[Goal]
The exercise asks for every line of the data to be reproduced exactly.

(Data records)
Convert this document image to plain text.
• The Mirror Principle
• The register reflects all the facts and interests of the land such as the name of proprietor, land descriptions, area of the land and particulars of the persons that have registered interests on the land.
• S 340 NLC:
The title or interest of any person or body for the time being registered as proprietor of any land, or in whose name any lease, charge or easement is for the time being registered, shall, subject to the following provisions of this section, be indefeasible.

[Exercise solution]
Convert this document image to plain text.
• The Mirror Principle
• The register reflects all the facts and interests of the land such as the name of proprietor, land descriptions, area of the land and particulars of the persons that have registered interests on the land.
• S 340 NLC:
The title or interest of any person or body for the time being registered as proprietor of any land, or in whose name any lease, charge or easement is for the time being registered, shall, subject to the following provisions of this section, be indefeasible.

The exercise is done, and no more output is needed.